[Material supplied]:
========

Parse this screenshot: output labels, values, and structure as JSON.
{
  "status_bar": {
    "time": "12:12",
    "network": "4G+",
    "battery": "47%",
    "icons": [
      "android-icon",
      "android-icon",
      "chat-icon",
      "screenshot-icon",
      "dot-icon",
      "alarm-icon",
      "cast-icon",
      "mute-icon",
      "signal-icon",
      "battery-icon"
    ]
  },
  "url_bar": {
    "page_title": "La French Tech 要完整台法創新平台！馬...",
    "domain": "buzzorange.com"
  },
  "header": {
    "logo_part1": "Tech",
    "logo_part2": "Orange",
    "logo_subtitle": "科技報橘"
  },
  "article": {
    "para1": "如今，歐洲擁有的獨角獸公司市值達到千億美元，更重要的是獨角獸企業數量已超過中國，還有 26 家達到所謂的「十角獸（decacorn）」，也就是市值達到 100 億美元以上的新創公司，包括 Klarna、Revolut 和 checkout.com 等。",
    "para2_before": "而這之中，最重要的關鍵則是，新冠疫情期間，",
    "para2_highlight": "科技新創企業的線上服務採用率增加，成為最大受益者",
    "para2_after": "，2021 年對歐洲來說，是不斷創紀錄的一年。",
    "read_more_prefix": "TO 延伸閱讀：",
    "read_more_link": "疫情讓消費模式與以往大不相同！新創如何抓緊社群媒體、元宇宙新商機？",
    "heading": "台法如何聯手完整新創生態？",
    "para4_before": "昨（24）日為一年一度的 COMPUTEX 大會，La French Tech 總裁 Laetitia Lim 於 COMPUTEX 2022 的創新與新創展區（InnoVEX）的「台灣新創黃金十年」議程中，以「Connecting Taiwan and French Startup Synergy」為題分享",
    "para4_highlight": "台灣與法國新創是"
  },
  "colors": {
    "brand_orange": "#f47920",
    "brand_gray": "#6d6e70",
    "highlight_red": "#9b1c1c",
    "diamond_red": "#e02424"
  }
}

========

[Short exercise]: All of the lines above need to be given again exactly.

[Output below]:
Parse this screenshot: output labels, values, and structure as JSON.
{
  "status_bar": {
    "time": "12:12",
    "network": "4G+",
    "battery": "47%",
    "icons": [
      "android-icon",
      "android-icon",
      "chat-icon",
      "screenshot-icon",
      "dot-icon",
      "alarm-icon",
      "cast-icon",
      "mute-icon",
      "signal-icon",
      "battery-icon"
    ]
  },
  "url_bar": {
    "page_title": "La French Tech 要完整台法創新平台！馬...",
    "domain": "buzzorange.com"
  },
  "header": {
    "logo_part1": "Tech",
    "logo_part2": "Orange",
    "logo_subtitle": "科技報橘"
  },
  "article": {
    "para1": "如今，歐洲擁有的獨角獸公司市值達到千億美元，更重要的是獨角獸企業數量已超過中國，還有 26 家達到所謂的「十角獸（decacorn）」，也就是市值達到 100 億美元以上的新創公司，包括 Klarna、Revolut 和 checkout.com 等。",
    "para2_before": "而這之中，最重要的關鍵則是，新冠疫情期間，",
    "para2_highlight": "科技新創企業的線上服務採用率增加，成為最大受益者",
    "para2_after": "，2021 年對歐洲來說，是不斷創紀錄的一年。",
    "read_more_prefix": "TO 延伸閱讀：",
    "read_more_link": "疫情讓消費模式與以往大不相同！新創如何抓緊社群媒體、元宇宙新商機？",
    "heading": "台法如何聯手完整新創生態？",
    "para4_before": "昨（24）日為一年一度的 COMPUTEX 大會，La French Tech 總裁 Laetitia Lim 於 COMPUTEX 2022 的創新與新創展區（InnoVEX）的「台灣新創黃金十年」議程中，以「Connecting Taiwan and French Startup Synergy」為題分享",
    "para4_highlight": "台灣與法國新創是"
  },
  "colors": {
    "brand_orange": "#f47920",
    "brand_gray": "#6d6e70",
    "highlight_red": "#9b1c1c",
    "diamond_red": "#e02424"
  }
}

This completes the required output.